== Supplied material

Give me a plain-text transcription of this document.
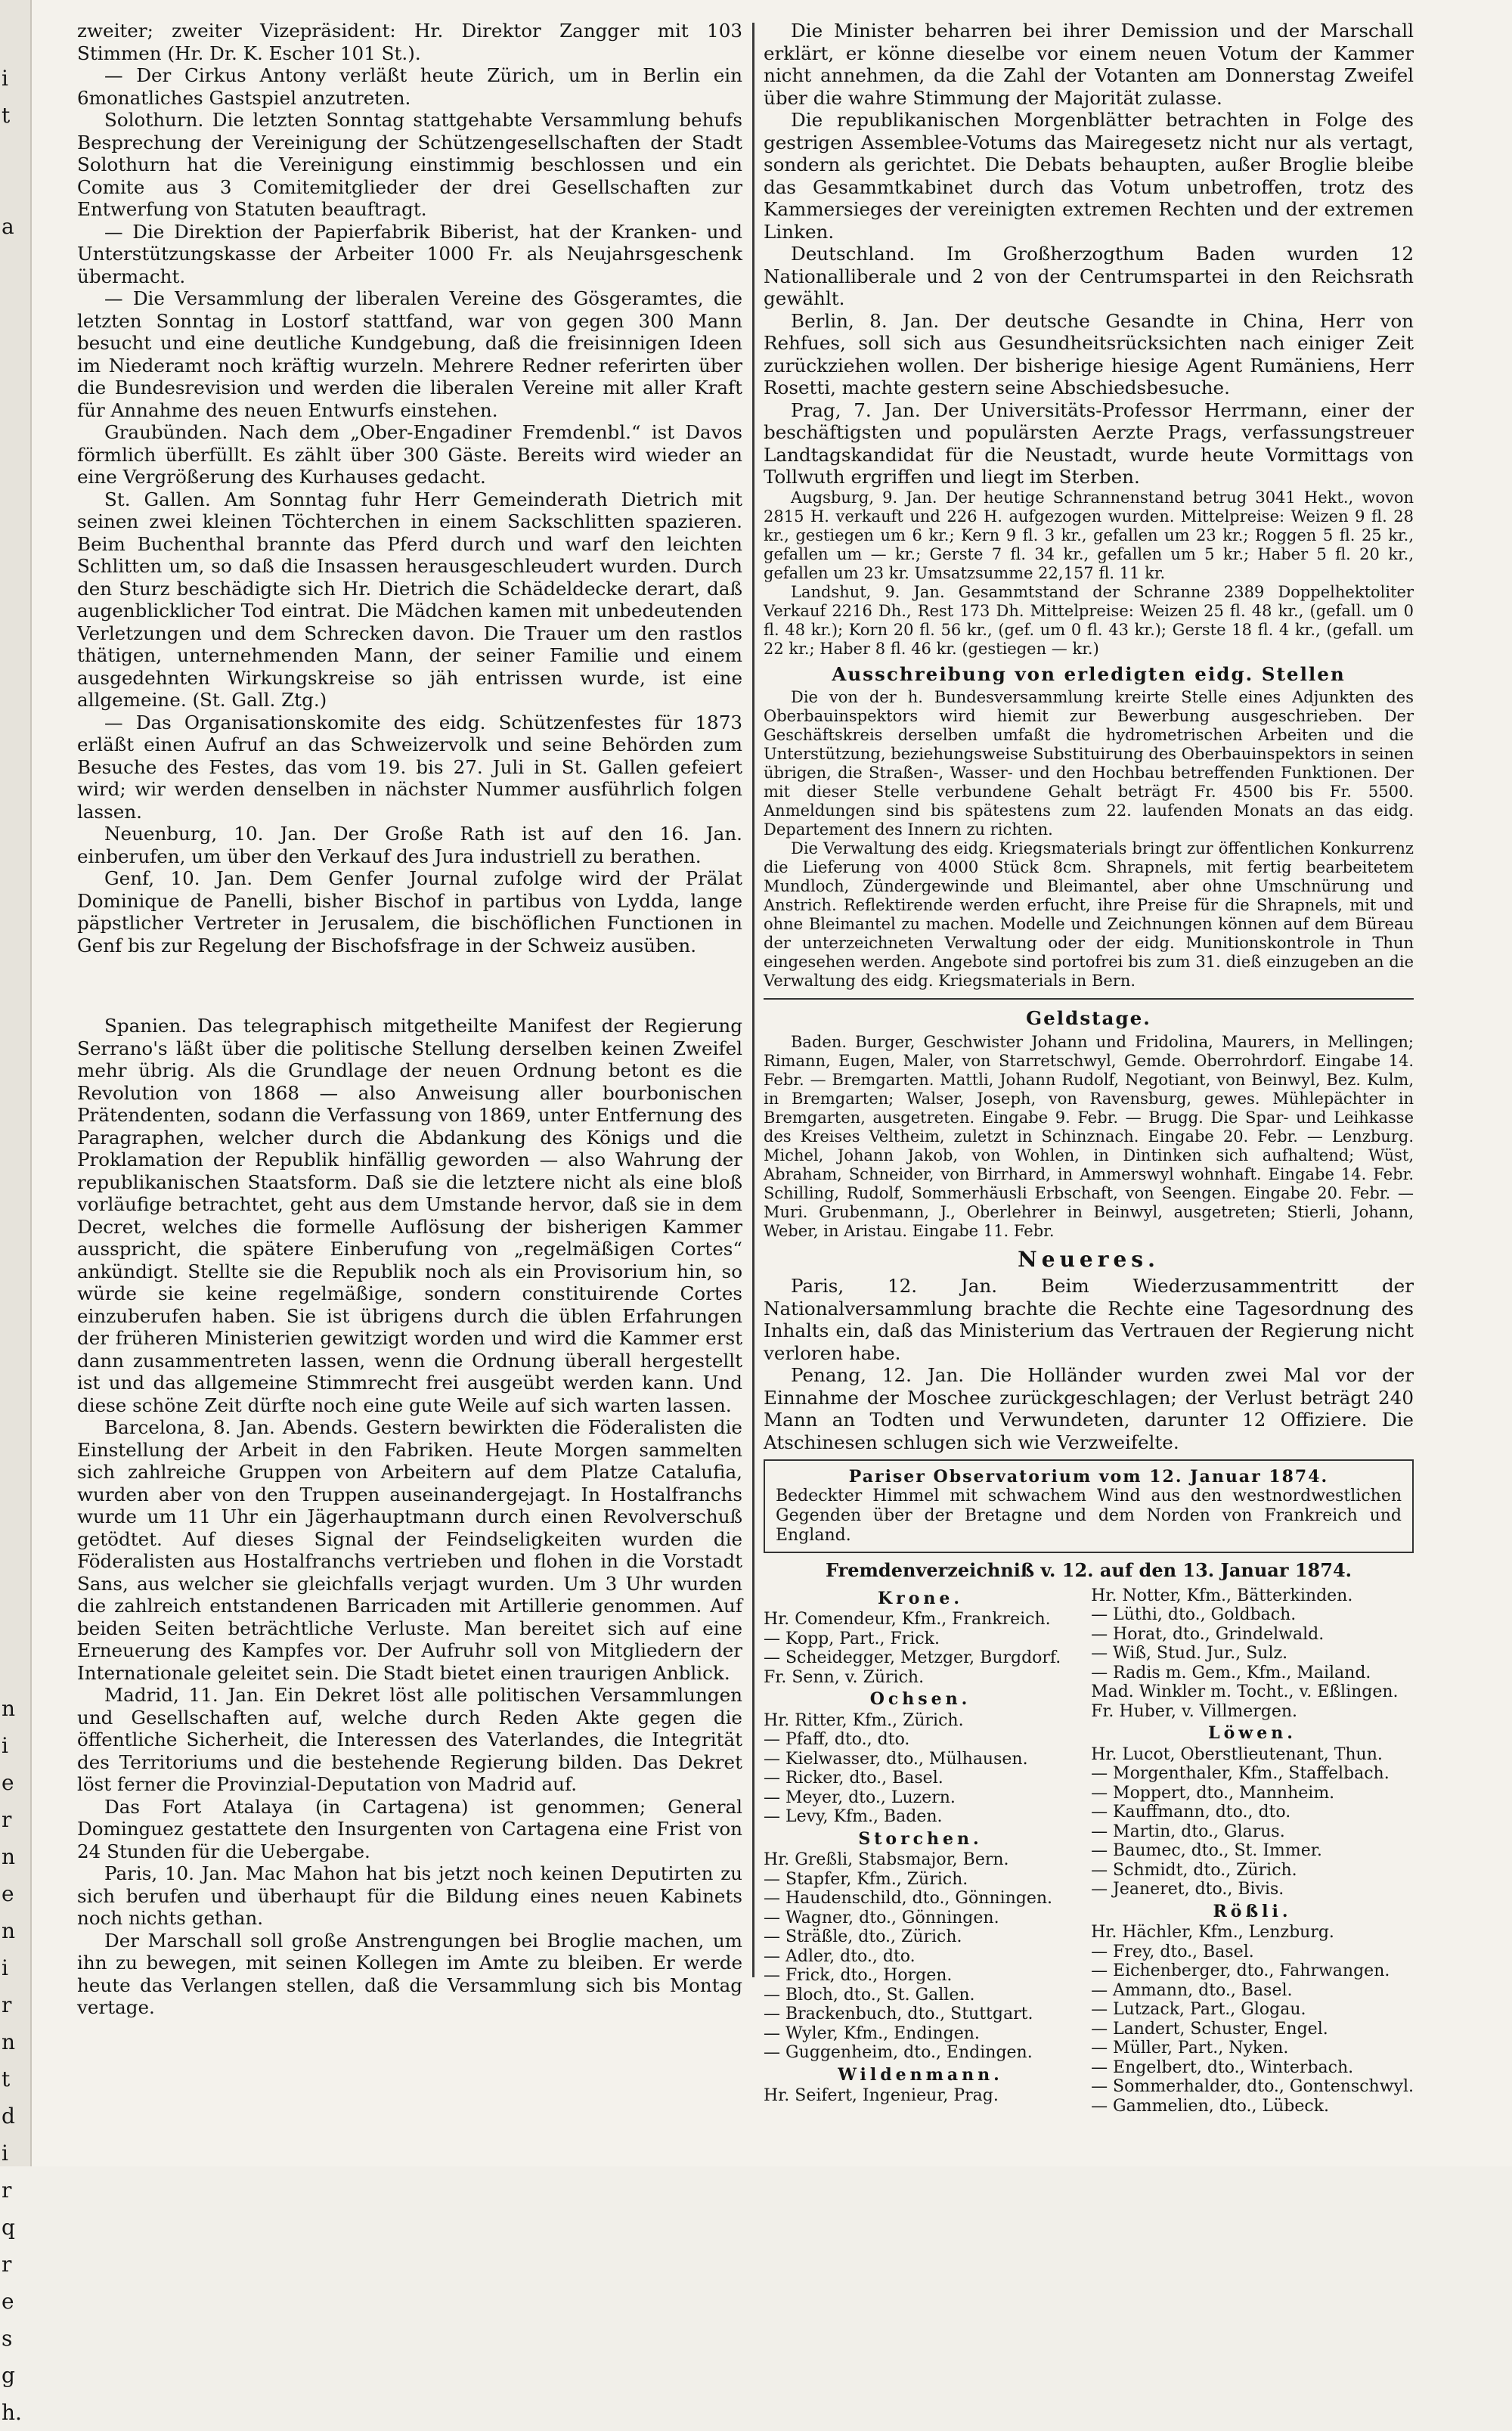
i
t
a
n
i
e
r
n
e
n
i
r
n
t
d
i
r
q
r
e
s
g
h.

zweiter; zweiter Vizepräsident: Hr. Direktor Zangger mit 103 Stimmen (Hr. Dr. K. Escher 101 St.).

— Der Cirkus Antony verläßt heute Zürich, um in Berlin ein 6monatliches Gastspiel anzutreten.

Solothurn. Die letzten Sonntag stattgehabte Versammlung behufs Besprechung der Vereinigung der Schützengesellschaften der Stadt Solothurn hat die Vereinigung einstimmig beschlossen und ein Comite aus 3 Comitemitglieder der drei Gesellschaften zur Entwerfung von Statuten beauftragt.

— Die Direktion der Papierfabrik Biberist, hat der Kranken- und Unterstützungskasse der Arbeiter 1000 Fr. als Neujahrsgeschenk übermacht.

— Die Versammlung der liberalen Vereine des Gösgeramtes, die letzten Sonntag in Lostorf stattfand, war von gegen 300 Mann besucht und eine deutliche Kundgebung, daß die freisinnigen Ideen im Niederamt noch kräftig wurzeln. Mehrere Redner referirten über die Bundesrevision und werden die liberalen Vereine mit aller Kraft für Annahme des neuen Entwurfs einstehen.

Graubünden. Nach dem „Ober-Engadiner Fremdenbl.“ ist Davos förmlich überfüllt. Es zählt über 300 Gäste. Bereits wird wieder an eine Vergrößerung des Kurhauses gedacht.

St. Gallen. Am Sonntag fuhr Herr Gemeinderath Dietrich mit seinen zwei kleinen Töchterchen in einem Sackschlitten spazieren. Beim Buchenthal brannte das Pferd durch und warf den leichten Schlitten um, so daß die Insassen herausgeschleudert wurden. Durch den Sturz beschädigte sich Hr. Dietrich die Schädeldecke derart, daß augenblicklicher Tod eintrat. Die Mädchen kamen mit unbedeutenden Verletzungen und dem Schrecken davon. Die Trauer um den rastlos thätigen, unternehmenden Mann, der seiner Familie und einem ausgedehnten Wirkungskreise so jäh entrissen wurde, ist eine allgemeine. (St. Gall. Ztg.)

— Das Organisationskomite des eidg. Schützenfestes für 1873 erläßt einen Aufruf an das Schweizervolk und seine Behörden zum Besuche des Festes, das vom 19. bis 27. Juli in St. Gallen gefeiert wird; wir werden denselben in nächster Nummer ausführlich folgen lassen.

Neuenburg, 10. Jan. Der Große Rath ist auf den 16. Jan. einberufen, um über den Verkauf des Jura industriell zu berathen.

Genf, 10. Jan. Dem Genfer Journal zufolge wird der Prälat Dominique de Panelli, bisher Bischof in partibus von Lydda, lange päpstlicher Vertreter in Jerusalem, die bischöflichen Functionen in Genf bis zur Regelung der Bischofsfrage in der Schweiz ausüben.

Spanien. Das telegraphisch mitgetheilte Manifest der Regierung Serrano's läßt über die politische Stellung derselben keinen Zweifel mehr übrig. Als die Grundlage der neuen Ordnung betont es die Revolution von 1868 — also Anweisung aller bourbonischen Prätendenten, sodann die Verfassung von 1869, unter Entfernung des Paragraphen, welcher durch die Abdankung des Königs und die Proklamation der Republik hinfällig geworden — also Wahrung der republikanischen Staatsform. Daß sie die letztere nicht als eine bloß vorläufige betrachtet, geht aus dem Umstande hervor, daß sie in dem Decret, welches die formelle Auflösung der bisherigen Kammer ausspricht, die spätere Einberufung von „regelmäßigen Cortes“ ankündigt. Stellte sie die Republik noch als ein Provisorium hin, so würde sie keine regelmäßige, sondern constituirende Cortes einzuberufen haben. Sie ist übrigens durch die üblen Erfahrungen der früheren Ministerien gewitzigt worden und wird die Kammer erst dann zusammentreten lassen, wenn die Ordnung überall hergestellt ist und das allgemeine Stimmrecht frei ausgeübt werden kann. Und diese schöne Zeit dürfte noch eine gute Weile auf sich warten lassen.

Barcelona, 8. Jan. Abends. Gestern bewirkten die Föderalisten die Einstellung der Arbeit in den Fabriken. Heute Morgen sammelten sich zahlreiche Gruppen von Arbeitern auf dem Platze Catalufia, wurden aber von den Truppen auseinandergejagt. In Hostalfranchs wurde um 11 Uhr ein Jägerhauptmann durch einen Revolverschuß getödtet. Auf dieses Signal der Feindseligkeiten wurden die Föderalisten aus Hostalfranchs vertrieben und flohen in die Vorstadt Sans, aus welcher sie gleichfalls verjagt wurden. Um 3 Uhr wurden die zahlreich entstandenen Barricaden mit Artillerie genommen. Auf beiden Seiten beträchtliche Verluste. Man bereitet sich auf eine Erneuerung des Kampfes vor. Der Aufruhr soll von Mitgliedern der Internationale geleitet sein. Die Stadt bietet einen traurigen Anblick.

Madrid, 11. Jan. Ein Dekret löst alle politischen Versammlungen und Gesellschaften auf, welche durch Reden Akte gegen die öffentliche Sicherheit, die Interessen des Vaterlandes, die Integrität des Territoriums und die bestehende Regierung bilden. Das Dekret löst ferner die Provinzial-Deputation von Madrid auf.

Das Fort Atalaya (in Cartagena) ist genommen; General Dominguez gestattete den Insurgenten von Cartagena eine Frist von 24 Stunden für die Uebergabe.

Paris, 10. Jan. Mac Mahon hat bis jetzt noch keinen Deputirten zu sich berufen und überhaupt für die Bildung eines neuen Kabinets noch nichts gethan.

Der Marschall soll große Anstrengungen bei Broglie machen, um ihn zu bewegen, mit seinen Kollegen im Amte zu bleiben. Er werde heute das Verlangen stellen, daß die Versammlung sich bis Montag vertage.

Die Minister beharren bei ihrer Demission und der Marschall erklärt, er könne dieselbe vor einem neuen Votum der Kammer nicht annehmen, da die Zahl der Votanten am Donnerstag Zweifel über die wahre Stimmung der Majorität zulasse.

Die republikanischen Morgenblätter betrachten in Folge des gestrigen Assemblee-Votums das Mairegesetz nicht nur als vertagt, sondern als gerichtet. Die Debats behaupten, außer Broglie bleibe das Gesammtkabinet durch das Votum unbetroffen, trotz des Kammersieges der vereinigten extremen Rechten und der extremen Linken.

Deutschland. Im Großherzogthum Baden wurden 12 Nationalliberale und 2 von der Centrumspartei in den Reichsrath gewählt.

Berlin, 8. Jan. Der deutsche Gesandte in China, Herr von Rehfues, soll sich aus Gesundheitsrücksichten nach einiger Zeit zurückziehen wollen. Der bisherige hiesige Agent Rumäniens, Herr Rosetti, machte gestern seine Abschiedsbesuche.

Prag, 7. Jan. Der Universitäts-Professor Herrmann, einer der beschäftigsten und populärsten Aerzte Prags, verfassungstreuer Landtagskandidat für die Neustadt, wurde heute Vormittags von Tollwuth ergriffen und liegt im Sterben.

Augsburg, 9. Jan. Der heutige Schrannenstand betrug 3041 Hekt., wovon 2815 H. verkauft und 226 H. aufgezogen wurden. Mittelpreise: Weizen 9 fl. 28 kr., gestiegen um 6 kr.; Kern 9 fl. 3 kr., gefallen um 23 kr.; Roggen 5 fl. 25 kr., gefallen um — kr.; Gerste 7 fl. 34 kr., gefallen um 5 kr.; Haber 5 fl. 20 kr., gefallen um 23 kr. Umsatzsumme 22,157 fl. 11 kr.

Landshut, 9. Jan. Gesammtstand der Schranne 2389 Doppelhektoliter Verkauf 2216 Dh., Rest 173 Dh. Mittelpreise: Weizen 25 fl. 48 kr., (gefall. um 0 fl. 48 kr.); Korn 20 fl. 56 kr., (gef. um 0 fl. 43 kr.); Gerste 18 fl. 4 kr., (gefall. um 22 kr.; Haber 8 fl. 46 kr. (gestiegen — kr.)

Ausschreibung von erledigten eidg. Stellen

Die von der h. Bundesversammlung kreirte Stelle eines Adjunkten des Oberbauinspektors wird hiemit zur Bewerbung ausgeschrieben. Der Geschäftskreis derselben umfaßt die hydrometrischen Arbeiten und die Unterstützung, beziehungsweise Substituirung des Oberbauinspektors in seinen übrigen, die Straßen-, Wasser- und den Hochbau betreffenden Funktionen. Der mit dieser Stelle verbundene Gehalt beträgt Fr. 4500 bis Fr. 5500. Anmeldungen sind bis spätestens zum 22. laufenden Monats an das eidg. Departement des Innern zu richten.

Die Verwaltung des eidg. Kriegsmaterials bringt zur öffentlichen Konkurrenz die Lieferung von 4000 Stück 8cm. Shrapnels, mit fertig bearbeitetem Mundloch, Zündergewinde und Bleimantel, aber ohne Umschnürung und Anstrich. Reflektirende werden erfucht, ihre Preise für die Shrapnels, mit und ohne Bleimantel zu machen. Modelle und Zeichnungen können auf dem Büreau der unterzeichneten Verwaltung oder der eidg. Munitionskontrole in Thun eingesehen werden. Angebote sind portofrei bis zum 31. dieß einzugeben an die Verwaltung des eidg. Kriegsmaterials in Bern.

Geldstage.

Baden. Burger, Geschwister Johann und Fridolina, Maurers, in Mellingen; Rimann, Eugen, Maler, von Starretschwyl, Gemde. Oberrohrdorf. Eingabe 14. Febr. — Bremgarten. Mattli, Johann Rudolf, Negotiant, von Beinwyl, Bez. Kulm, in Bremgarten; Walser, Joseph, von Ravensburg, gewes. Mühlepächter in Bremgarten, ausgetreten. Eingabe 9. Febr. — Brugg. Die Spar- und Leihkasse des Kreises Veltheim, zuletzt in Schinznach. Eingabe 20. Febr. — Lenzburg. Michel, Johann Jakob, von Wohlen, in Dintinken sich aufhaltend; Wüst, Abraham, Schneider, von Birrhard, in Ammerswyl wohnhaft. Eingabe 14. Febr. Schilling, Rudolf, Sommerhäusli Erbschaft, von Seengen. Eingabe 20. Febr. — Muri. Grubenmann, J., Oberlehrer in Beinwyl, ausgetreten; Stierli, Johann, Weber, in Aristau. Eingabe 11. Febr.

Neueres.

Paris, 12. Jan. Beim Wiederzusammentritt der Nationalversammlung brachte die Rechte eine Tagesordnung des Inhalts ein, daß das Ministerium das Vertrauen der Regierung nicht verloren habe.

Penang, 12. Jan. Die Holländer wurden zwei Mal vor der Einnahme der Moschee zurückgeschlagen; der Verlust beträgt 240 Mann an Todten und Verwundeten, darunter 12 Offiziere. Die Atschinesen schlugen sich wie Verzweifelte.

Pariser Observatorium vom 12. Januar 1874.
Bedeckter Himmel mit schwachem Wind aus den westnordwestlichen Gegenden über der Bretagne und dem Norden von Frankreich und England.
Fremdenverzeichniß v. 12. auf den 13. Januar 1874.
Krone.
Hr. Comendeur, Kfm., Frankreich.
— Kopp, Part., Frick.
— Scheidegger, Metzger, Burgdorf.
Fr. Senn, v. Zürich.
Ochsen.
Hr. Ritter, Kfm., Zürich.
— Pfaff, dto., dto.
— Kielwasser, dto., Mülhausen.
— Ricker, dto., Basel.
— Meyer, dto., Luzern.
— Levy, Kfm., Baden.
Storchen.
Hr. Greßli, Stabsmajor, Bern.
— Stapfer, Kfm., Zürich.
— Haudenschild, dto., Gönningen.
— Wagner, dto., Gönningen.
— Sträßle, dto., Zürich.
— Adler, dto., dto.
— Frick, dto., Horgen.
— Bloch, dto., St. Gallen.
— Brackenbuch, dto., Stuttgart.
— Wyler, Kfm., Endingen.
— Guggenheim, dto., Endingen.
Wildenmann.
Hr. Seifert, Ingenieur, Prag.
Hr. Notter, Kfm., Bätterkinden.
— Lüthi, dto., Goldbach.
— Horat, dto., Grindelwald.
— Wiß, Stud. Jur., Sulz.
— Radis m. Gem., Kfm., Mailand.
Mad. Winkler m. Tocht., v. Eßlingen.
Fr. Huber, v. Villmergen.
Löwen.
Hr. Lucot, Oberstlieutenant, Thun.
— Morgenthaler, Kfm., Staffelbach.
— Moppert, dto., Mannheim.
— Kauffmann, dto., dto.
— Martin, dto., Glarus.
— Baumec, dto., St. Immer.
— Schmidt, dto., Zürich.
— Jeaneret, dto., Bivis.
Rößli.
Hr. Hächler, Kfm., Lenzburg.
— Frey, dto., Basel.
— Eichenberger, dto., Fahrwangen.
— Ammann, dto., Basel.
— Lutzack, Part., Glogau.
— Landert, Schuster, Engel.
— Müller, Part., Nyken.
— Engelbert, dto., Winterbach.
— Sommerhalder, dto., Gontenschwyl.
— Gammelien, dto., Lübeck.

====

What you need to do
Across the records above, show each line containing the word "Endingen".

Exercise response
— Wyler, Kfm., Endingen.
— Guggenheim, dto., Endingen.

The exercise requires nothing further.